Exactly as they appear, output all of the records. Skip any images.

============

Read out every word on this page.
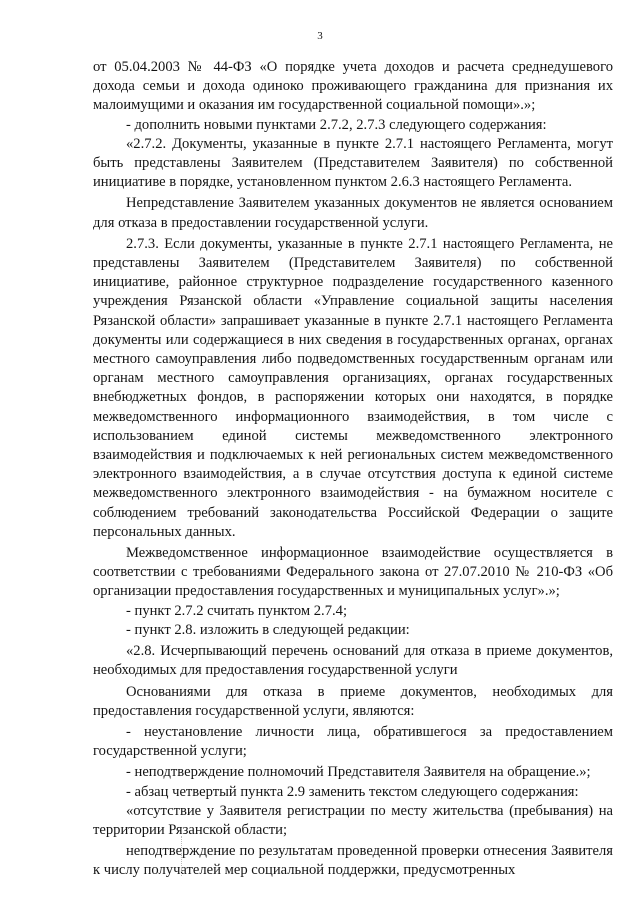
3

от 05.04.2003 № 44-ФЗ «О порядке учета доходов и расчета среднедушевого дохода семьи и дохода одиноко проживающего гражданина для признания их малоимущими и оказания им государственной социальной помощи».»;

- дополнить новыми пунктами 2.7.2, 2.7.3 следующего содержания:

«2.7.2. Документы, указанные в пункте 2.7.1 настоящего Регламента, могут быть представлены Заявителем (Представителем Заявителя) по собственной инициативе в порядке, установленном пунктом 2.6.3 настоящего Регламента.

Непредставление Заявителем указанных документов не является основанием для отказа в предоставлении государственной услуги.

2.7.3. Если документы, указанные в пункте 2.7.1 настоящего Регламента, не представлены Заявителем (Представителем Заявителя) по собственной инициативе, районное структурное подразделение государственного казенного учреждения Рязанской области «Управление социальной защиты населения Рязанской области» запрашивает указанные в пункте 2.7.1 настоящего Регламента документы или содержащиеся в них сведения в государственных органах, органах местного самоуправления либо подведомственных государственным органам или органам местного самоуправления организациях, органах государственных внебюджетных фондов, в распоряжении которых они находятся, в порядке межведомственного информационного взаимодействия, в том числе с использованием единой системы межведомственного электронного взаимодействия и подключаемых к ней региональных систем межведомственного электронного взаимодействия, а в случае отсутствия доступа к единой системе межведомственного электронного взаимодействия - на бумажном носителе с соблюдением требований законодательства Российской Федерации о защите персональных данных.

Межведомственное информационное взаимодействие осуществляется в соответствии с требованиями Федерального закона от 27.07.2010 № 210-ФЗ «Об организации предоставления государственных и муниципальных услуг».»;

- пункт 2.7.2 считать пунктом 2.7.4;

- пункт 2.8. изложить в следующей редакции:

«2.8. Исчерпывающий перечень оснований для отказа в приеме документов, необходимых для предоставления государственной услуги

Основаниями для отказа в приеме документов, необходимых для предоставления государственной услуги, являются:

- неустановление личности лица, обратившегося за предоставлением государственной услуги;

- неподтверждение полномочий Представителя Заявителя на обращение.»;

- абзац четвертый пункта 2.9 заменить текстом следующего содержания:

«отсутствие у Заявителя регистрации по месту жительства (пребывания) на территории Рязанской области;

неподтверждение по результатам проведенной проверки отнесения Заявителя к числу получателей мер социальной поддержки, предусмотренных
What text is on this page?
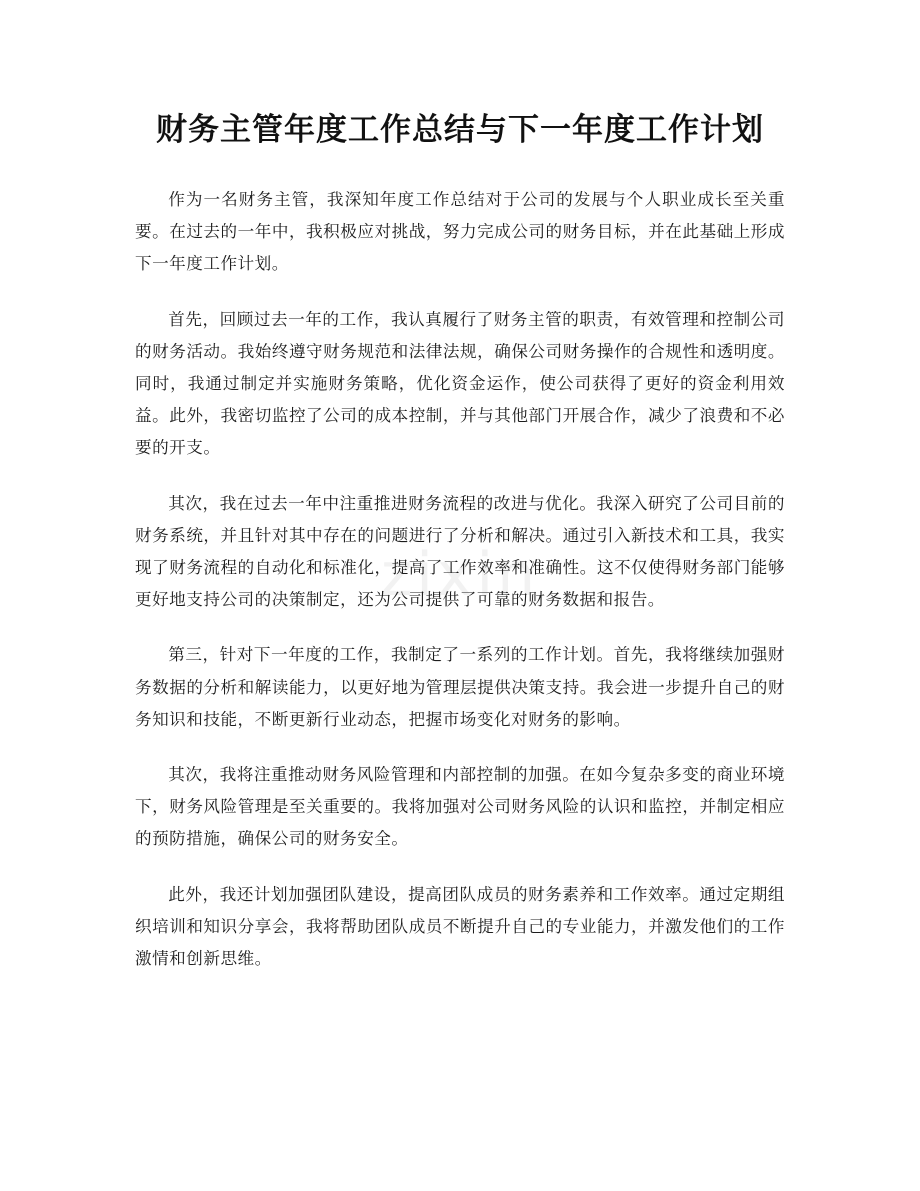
财务主管年度工作总结与下一年度工作计划
zixin

作为一名财务主管，我深知年度工作总结对于公司的发展与个人职业成长至关重要。在过去的一年中，我积极应对挑战，努力完成公司的财务目标，并在此基础上形成下一年度工作计划。

首先，回顾过去一年的工作，我认真履行了财务主管的职责，有效管理和控制公司的财务活动。我始终遵守财务规范和法律法规，确保公司财务操作的合规性和透明度。同时，我通过制定并实施财务策略，优化资金运作，使公司获得了更好的资金利用效益。此外，我密切监控了公司的成本控制，并与其他部门开展合作，减少了浪费和不必要的开支。

其次，我在过去一年中注重推进财务流程的改进与优化。我深入研究了公司目前的财务系统，并且针对其中存在的问题进行了分析和解决。通过引入新技术和工具，我实现了财务流程的自动化和标准化，提高了工作效率和准确性。这不仅使得财务部门能够更好地支持公司的决策制定，还为公司提供了可靠的财务数据和报告。

第三，针对下一年度的工作，我制定了一系列的工作计划。首先，我将继续加强财务数据的分析和解读能力，以更好地为管理层提供决策支持。我会进一步提升自己的财务知识和技能，不断更新行业动态，把握市场变化对财务的影响。

其次，我将注重推动财务风险管理和内部控制的加强。在如今复杂多变的商业环境下，财务风险管理是至关重要的。我将加强对公司财务风险的认识和监控，并制定相应的预防措施，确保公司的财务安全。

此外，我还计划加强团队建设，提高团队成员的财务素养和工作效率。通过定期组织培训和知识分享会，我将帮助团队成员不断提升自己的专业能力，并激发他们的工作激情和创新思维。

============

Expected answer:
Read out every word on this page.
3

от 05.04.2003 № 44-ФЗ «О порядке учета доходов и расчета среднедушевого дохода семьи и дохода одиноко проживающего гражданина для признания их малоимущими и оказания им государственной социальной помощи».»;

- дополнить новыми пунктами 2.7.2, 2.7.3 следующего содержания:

«2.7.2. Документы, указанные в пункте 2.7.1 настоящего Регламента, могут быть представлены Заявителем (Представителем Заявителя) по собственной инициативе в порядке, установленном пунктом 2.6.3 настоящего Регламента.

Непредставление Заявителем указанных документов не является основанием для отказа в предоставлении государственной услуги.

2.7.3. Если документы, указанные в пункте 2.7.1 настоящего Регламента, не представлены Заявителем (Представителем Заявителя) по собственной инициативе, районное структурное подразделение государственного казенного учреждения Рязанской области «Управление социальной защиты населения Рязанской области» запрашивает указанные в пункте 2.7.1 настоящего Регламента документы или содержащиеся в них сведения в государственных органах, органах местного самоуправления либо подведомственных государственным органам или органам местного самоуправления организациях, органах государственных внебюджетных фондов, в распоряжении которых они находятся, в порядке межведомственного информационного взаимодействия, в том числе с использованием единой системы межведомственного электронного взаимодействия и подключаемых к ней региональных систем межведомственного электронного взаимодействия, а в случае отсутствия доступа к единой системе межведомственного электронного взаимодействия - на бумажном носителе с соблюдением требований законодательства Российской Федерации о защите персональных данных.

Межведомственное информационное взаимодействие осуществляется в соответствии с требованиями Федерального закона от 27.07.2010 № 210-ФЗ «Об организации предоставления государственных и муниципальных услуг».»;

- пункт 2.7.2 считать пунктом 2.7.4;

- пункт 2.8. изложить в следующей редакции:

«2.8. Исчерпывающий перечень оснований для отказа в приеме документов, необходимых для предоставления государственной услуги

Основаниями для отказа в приеме документов, необходимых для предоставления государственной услуги, являются:

- неустановление личности лица, обратившегося за предоставлением государственной услуги;

- неподтверждение полномочий Представителя Заявителя на обращение.»;

- абзац четвертый пункта 2.9 заменить текстом следующего содержания:

«отсутствие у Заявителя регистрации по месту жительства (пребывания) на территории Рязанской области;

неподтверждение по результатам проведенной проверки отнесения Заявителя к числу получателей мер социальной поддержки, предусмотренных
What text is on this page?
财务主管年度工作总结与下一年度工作计划
zixin

作为一名财务主管，我深知年度工作总结对于公司的发展与个人职业成长至关重要。在过去的一年中，我积极应对挑战，努力完成公司的财务目标，并在此基础上形成下一年度工作计划。

首先，回顾过去一年的工作，我认真履行了财务主管的职责，有效管理和控制公司的财务活动。我始终遵守财务规范和法律法规，确保公司财务操作的合规性和透明度。同时，我通过制定并实施财务策略，优化资金运作，使公司获得了更好的资金利用效益。此外，我密切监控了公司的成本控制，并与其他部门开展合作，减少了浪费和不必要的开支。

其次，我在过去一年中注重推进财务流程的改进与优化。我深入研究了公司目前的财务系统，并且针对其中存在的问题进行了分析和解决。通过引入新技术和工具，我实现了财务流程的自动化和标准化，提高了工作效率和准确性。这不仅使得财务部门能够更好地支持公司的决策制定，还为公司提供了可靠的财务数据和报告。

第三，针对下一年度的工作，我制定了一系列的工作计划。首先，我将继续加强财务数据的分析和解读能力，以更好地为管理层提供决策支持。我会进一步提升自己的财务知识和技能，不断更新行业动态，把握市场变化对财务的影响。

其次，我将注重推动财务风险管理和内部控制的加强。在如今复杂多变的商业环境下，财务风险管理是至关重要的。我将加强对公司财务风险的认识和监控，并制定相应的预防措施，确保公司的财务安全。

此外，我还计划加强团队建设，提高团队成员的财务素养和工作效率。通过定期组织培训和知识分享会，我将帮助团队成员不断提升自己的专业能力，并激发他们的工作激情和创新思维。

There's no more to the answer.